- DATA FOR THE TASK
----------------------------------------

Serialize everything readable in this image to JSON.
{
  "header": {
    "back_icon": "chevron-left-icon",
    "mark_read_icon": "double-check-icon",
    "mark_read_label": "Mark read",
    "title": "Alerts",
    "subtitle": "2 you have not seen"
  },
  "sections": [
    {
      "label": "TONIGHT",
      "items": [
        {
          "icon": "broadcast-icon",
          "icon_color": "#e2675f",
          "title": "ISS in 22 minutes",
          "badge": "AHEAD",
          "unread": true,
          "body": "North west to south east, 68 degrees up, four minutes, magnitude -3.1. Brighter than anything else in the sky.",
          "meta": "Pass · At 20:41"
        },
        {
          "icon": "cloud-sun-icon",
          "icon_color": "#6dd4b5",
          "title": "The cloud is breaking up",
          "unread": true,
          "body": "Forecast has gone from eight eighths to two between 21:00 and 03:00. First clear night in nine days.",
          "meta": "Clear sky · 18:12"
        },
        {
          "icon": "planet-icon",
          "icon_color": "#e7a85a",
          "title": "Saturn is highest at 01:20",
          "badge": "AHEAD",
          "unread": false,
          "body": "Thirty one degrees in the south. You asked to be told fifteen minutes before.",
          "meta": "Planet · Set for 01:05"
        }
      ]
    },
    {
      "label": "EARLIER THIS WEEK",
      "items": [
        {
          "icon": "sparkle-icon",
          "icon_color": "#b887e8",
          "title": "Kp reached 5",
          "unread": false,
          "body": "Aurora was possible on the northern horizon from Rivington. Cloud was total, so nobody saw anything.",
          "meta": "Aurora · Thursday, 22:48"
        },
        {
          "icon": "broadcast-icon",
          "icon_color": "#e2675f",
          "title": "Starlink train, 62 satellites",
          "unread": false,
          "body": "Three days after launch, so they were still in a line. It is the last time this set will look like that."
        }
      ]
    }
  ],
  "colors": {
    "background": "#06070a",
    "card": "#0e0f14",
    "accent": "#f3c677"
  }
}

----------------------------------------

- TASK DESCRIPTION
Pull out the lines above in which the word "body" appears.

- WRITTEN SOLUTION
          "body": "North west to south east, 68 degrees up, four minutes, magnitude -3.1. Brighter than anything else in the sky.",
          "body": "Forecast has gone from eight eighths to two between 21:00 and 03:00. First clear night in nine days.",
          "body": "Thirty one degrees in the south. You asked to be told fifteen minutes before.",
          "body": "Aurora was possible on the northern horizon from Rivington. Cloud was total, so nobody saw anything.",
          "body": "Three days after launch, so they were still in a line. It is the last time this set will look like that."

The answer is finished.